Set problem
All of the data should be repeated exactly; pictures are not part of the copy.
[start of Given records]
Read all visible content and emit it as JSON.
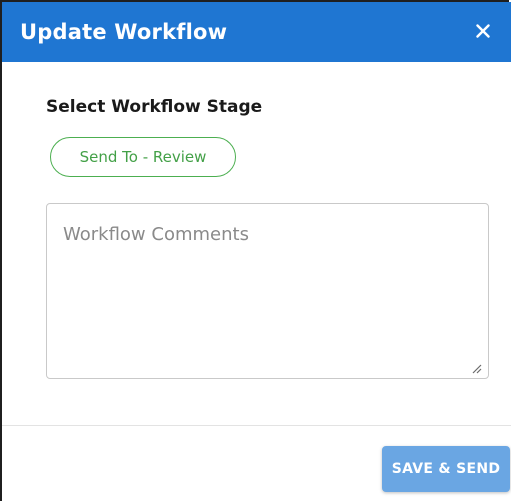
{
  "dialog": {
    "title": "Update Workflow",
    "close_icon": "close-icon"
  },
  "stage": {
    "label": "Select Workflow Stage",
    "selected_option": "Send To - Review"
  },
  "comments": {
    "placeholder": "Workflow Comments",
    "value": ""
  },
  "footer": {
    "save_label": "SAVE & SEND"
  },
  "colors": {
    "header_bg": "#1f76d2",
    "chip_accent": "#4caf50",
    "button_bg": "#6aa6e3"
  }
}
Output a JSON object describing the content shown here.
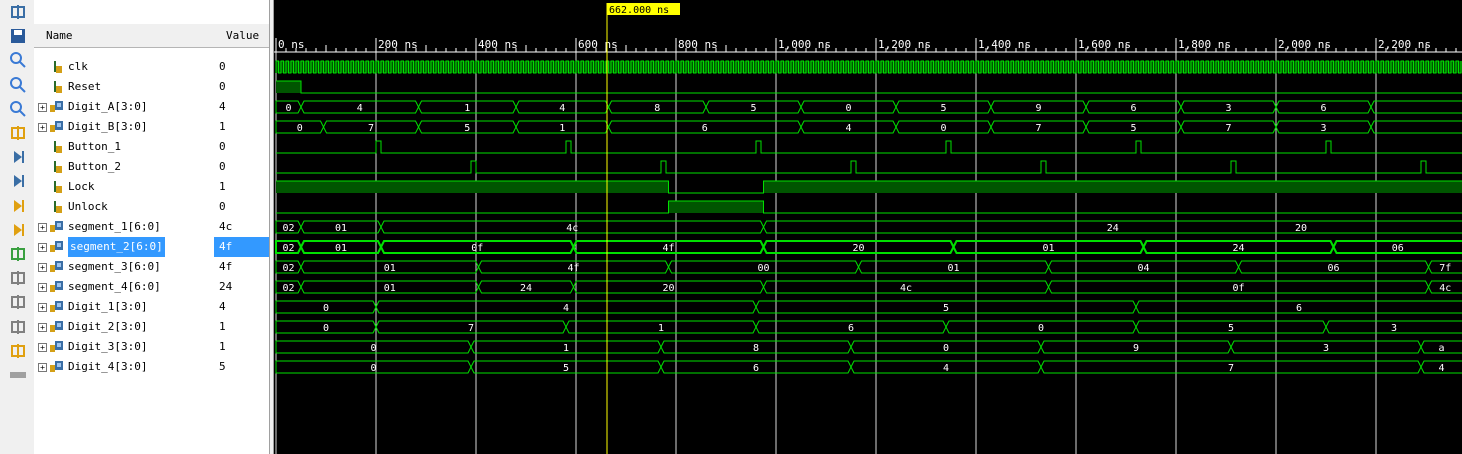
[end of Given records]
The reply
Read all visible content and emit it as JSON.
{
  "dialog": {
    "title": "Update Workflow",
    "close_icon": "close-icon"
  },
  "stage": {
    "label": "Select Workflow Stage",
    "selected_option": "Send To - Review"
  },
  "comments": {
    "placeholder": "Workflow Comments",
    "value": ""
  },
  "footer": {
    "save_label": "SAVE & SEND"
  },
  "colors": {
    "header_bg": "#1f76d2",
    "chip_accent": "#4caf50",
    "button_bg": "#6aa6e3"
  }
}
Output a JSON object describing the content shown here.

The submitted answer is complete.